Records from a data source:
* * * * * * *
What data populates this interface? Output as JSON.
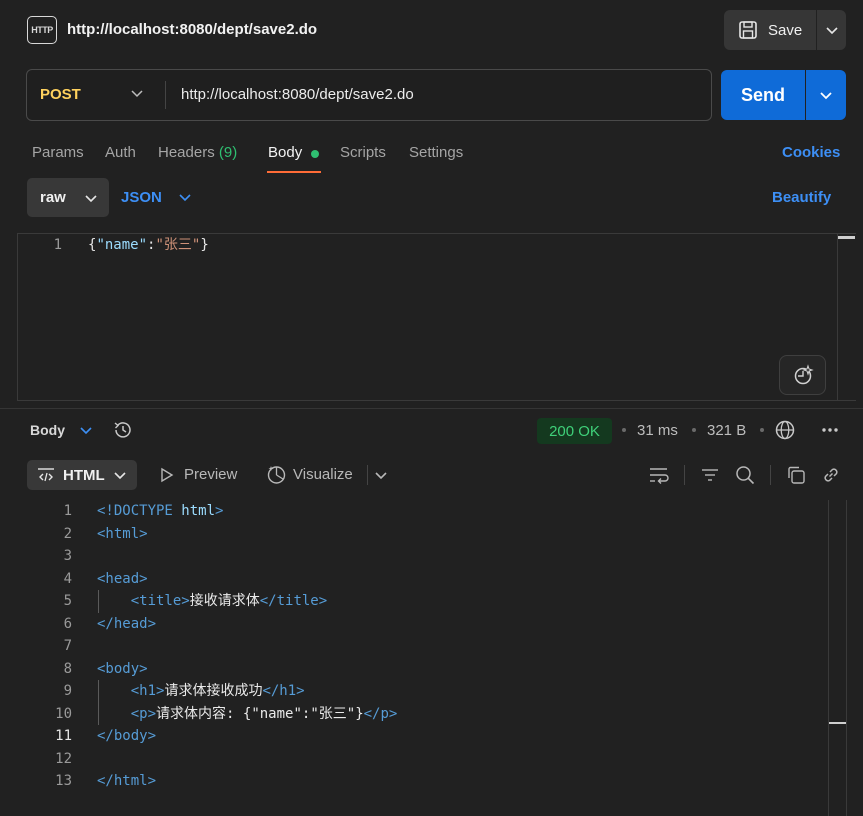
{
  "header": {
    "badge": "HTTP",
    "title": "http://localhost:8080/dept/save2.do",
    "save_label": "Save"
  },
  "request": {
    "method": "POST",
    "url": "http://localhost:8080/dept/save2.do",
    "send_label": "Send"
  },
  "tabs": [
    {
      "label": "Params"
    },
    {
      "label": "Auth"
    },
    {
      "label": "Headers"
    },
    {
      "label": "Body"
    },
    {
      "label": "Scripts"
    },
    {
      "label": "Settings"
    }
  ],
  "headers_count": "(9)",
  "cookies_label": "Cookies",
  "body_mode": "raw",
  "body_format": "JSON",
  "beautify_label": "Beautify",
  "request_body": {
    "line_number": "1",
    "code": "{\"name\":\"张三\"}"
  },
  "response": {
    "body_label": "Body",
    "status": "200 OK",
    "time": "31 ms",
    "size": "321 B",
    "view_mode": "HTML",
    "preview_label": "Preview",
    "visualize_label": "Visualize",
    "lines": [
      {
        "n": "1",
        "code": "<!DOCTYPE html>"
      },
      {
        "n": "2",
        "code": "<html>"
      },
      {
        "n": "3",
        "code": ""
      },
      {
        "n": "4",
        "code": "<head>"
      },
      {
        "n": "5",
        "code": "    <title>接收请求体</title>"
      },
      {
        "n": "6",
        "code": "</head>"
      },
      {
        "n": "7",
        "code": ""
      },
      {
        "n": "8",
        "code": "<body>"
      },
      {
        "n": "9",
        "code": "    <h1>请求体接收成功</h1>"
      },
      {
        "n": "10",
        "code": "    <p>请求体内容: {\"name\":\"张三\"}</p>"
      },
      {
        "n": "11",
        "code": "</body>"
      },
      {
        "n": "12",
        "code": ""
      },
      {
        "n": "13",
        "code": "</html>"
      }
    ]
  },
  "colors": {
    "accent": "#0f6bd8",
    "link": "#3d8ff5",
    "method": "#ffd25e",
    "status_ok": "#3fd079",
    "tab_active": "#ff6c37"
  }
}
* * * * * * *
THE TASK. From the records given above, reproduce all text exactly and exclude each picture.

IN RESPONSE.
What data populates this interface? Output as JSON.
{
  "header": {
    "badge": "HTTP",
    "title": "http://localhost:8080/dept/save2.do",
    "save_label": "Save"
  },
  "request": {
    "method": "POST",
    "url": "http://localhost:8080/dept/save2.do",
    "send_label": "Send"
  },
  "tabs": [
    {
      "label": "Params"
    },
    {
      "label": "Auth"
    },
    {
      "label": "Headers"
    },
    {
      "label": "Body"
    },
    {
      "label": "Scripts"
    },
    {
      "label": "Settings"
    }
  ],
  "headers_count": "(9)",
  "cookies_label": "Cookies",
  "body_mode": "raw",
  "body_format": "JSON",
  "beautify_label": "Beautify",
  "request_body": {
    "line_number": "1",
    "code": "{\"name\":\"张三\"}"
  },
  "response": {
    "body_label": "Body",
    "status": "200 OK",
    "time": "31 ms",
    "size": "321 B",
    "view_mode": "HTML",
    "preview_label": "Preview",
    "visualize_label": "Visualize",
    "lines": [
      {
        "n": "1",
        "code": "<!DOCTYPE html>"
      },
      {
        "n": "2",
        "code": "<html>"
      },
      {
        "n": "3",
        "code": ""
      },
      {
        "n": "4",
        "code": "<head>"
      },
      {
        "n": "5",
        "code": "    <title>接收请求体</title>"
      },
      {
        "n": "6",
        "code": "</head>"
      },
      {
        "n": "7",
        "code": ""
      },
      {
        "n": "8",
        "code": "<body>"
      },
      {
        "n": "9",
        "code": "    <h1>请求体接收成功</h1>"
      },
      {
        "n": "10",
        "code": "    <p>请求体内容: {\"name\":\"张三\"}</p>"
      },
      {
        "n": "11",
        "code": "</body>"
      },
      {
        "n": "12",
        "code": ""
      },
      {
        "n": "13",
        "code": "</html>"
      }
    ]
  },
  "colors": {
    "accent": "#0f6bd8",
    "link": "#3d8ff5",
    "method": "#ffd25e",
    "status_ok": "#3fd079",
    "tab_active": "#ff6c37"
  }
}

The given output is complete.